Data entries for graphics

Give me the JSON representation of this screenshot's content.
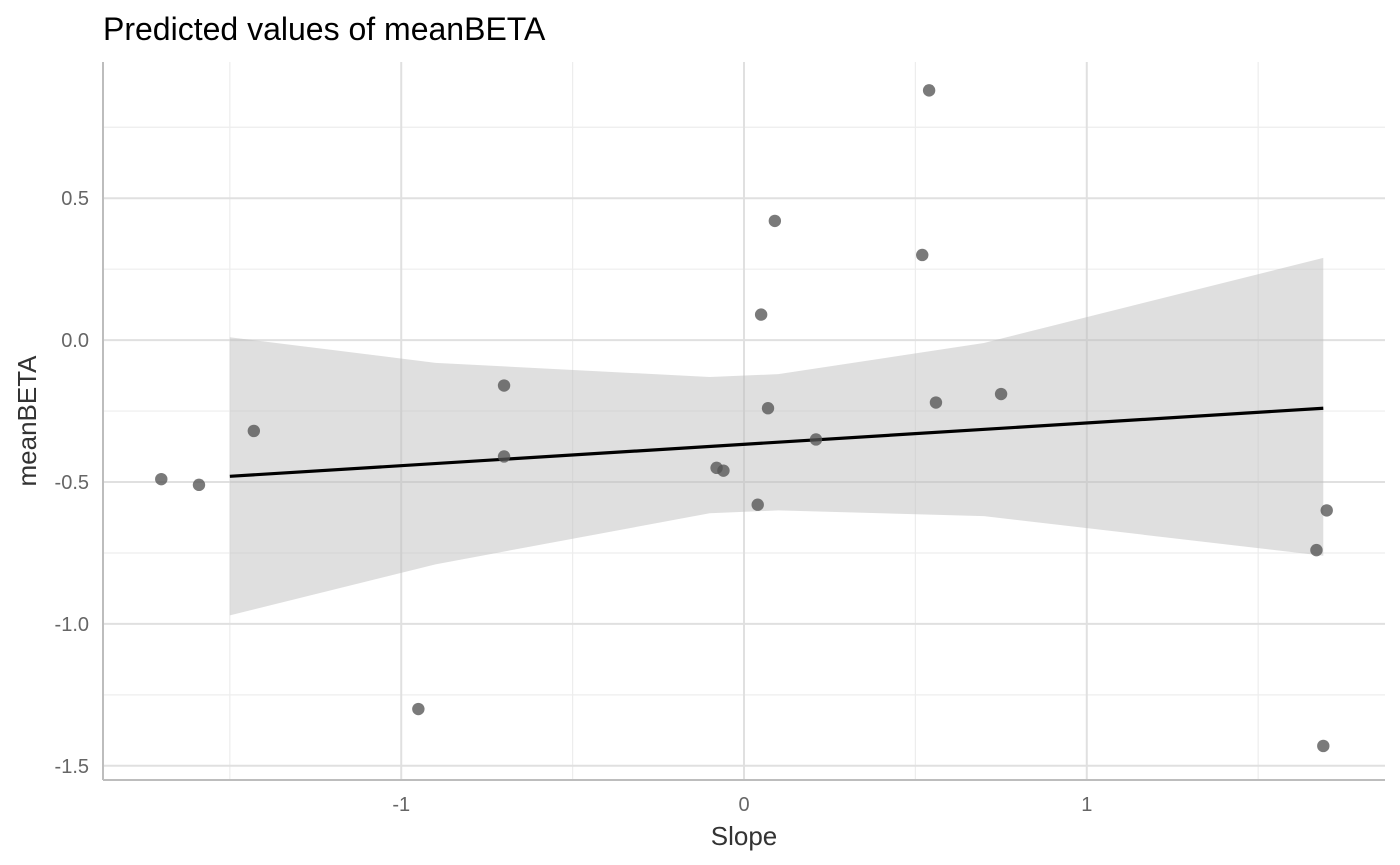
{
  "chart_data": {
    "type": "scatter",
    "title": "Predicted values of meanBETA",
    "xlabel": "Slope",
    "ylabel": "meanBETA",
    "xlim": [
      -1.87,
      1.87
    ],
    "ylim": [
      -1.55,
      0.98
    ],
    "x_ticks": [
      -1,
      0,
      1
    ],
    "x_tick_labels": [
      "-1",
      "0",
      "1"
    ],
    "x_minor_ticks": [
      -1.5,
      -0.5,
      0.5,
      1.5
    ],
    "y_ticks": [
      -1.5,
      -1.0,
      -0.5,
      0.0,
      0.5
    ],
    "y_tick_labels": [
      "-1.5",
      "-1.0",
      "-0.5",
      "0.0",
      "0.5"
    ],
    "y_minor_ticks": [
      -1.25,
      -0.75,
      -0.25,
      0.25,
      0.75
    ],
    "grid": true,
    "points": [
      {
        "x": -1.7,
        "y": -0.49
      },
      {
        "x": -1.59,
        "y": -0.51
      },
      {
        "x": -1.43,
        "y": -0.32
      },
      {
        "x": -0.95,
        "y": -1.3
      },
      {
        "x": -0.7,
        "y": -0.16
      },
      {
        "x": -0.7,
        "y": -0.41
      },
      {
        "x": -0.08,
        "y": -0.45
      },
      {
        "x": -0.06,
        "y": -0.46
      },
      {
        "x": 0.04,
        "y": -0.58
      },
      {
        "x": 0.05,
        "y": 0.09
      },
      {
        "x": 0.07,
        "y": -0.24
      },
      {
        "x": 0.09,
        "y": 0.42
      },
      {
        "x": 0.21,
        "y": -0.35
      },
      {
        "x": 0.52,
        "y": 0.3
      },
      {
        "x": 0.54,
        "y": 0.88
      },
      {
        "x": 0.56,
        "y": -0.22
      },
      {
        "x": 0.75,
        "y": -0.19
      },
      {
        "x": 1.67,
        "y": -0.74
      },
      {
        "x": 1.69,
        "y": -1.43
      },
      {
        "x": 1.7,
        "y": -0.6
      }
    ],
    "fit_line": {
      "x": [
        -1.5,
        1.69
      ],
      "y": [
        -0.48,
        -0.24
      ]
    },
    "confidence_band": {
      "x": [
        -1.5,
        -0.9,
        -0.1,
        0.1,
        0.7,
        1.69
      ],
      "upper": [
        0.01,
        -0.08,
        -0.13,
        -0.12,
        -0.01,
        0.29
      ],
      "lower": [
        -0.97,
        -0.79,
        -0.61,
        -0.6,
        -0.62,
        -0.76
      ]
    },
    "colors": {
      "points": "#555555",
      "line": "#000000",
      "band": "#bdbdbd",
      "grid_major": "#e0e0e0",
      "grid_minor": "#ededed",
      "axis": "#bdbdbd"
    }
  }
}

#### EXERCISE DIRECTIONS
From the data above, copy each line where the string "meanBETA" appears.

#### TASK RESPONSE
    "title": "Predicted values of meanBETA",
    "ylabel": "meanBETA",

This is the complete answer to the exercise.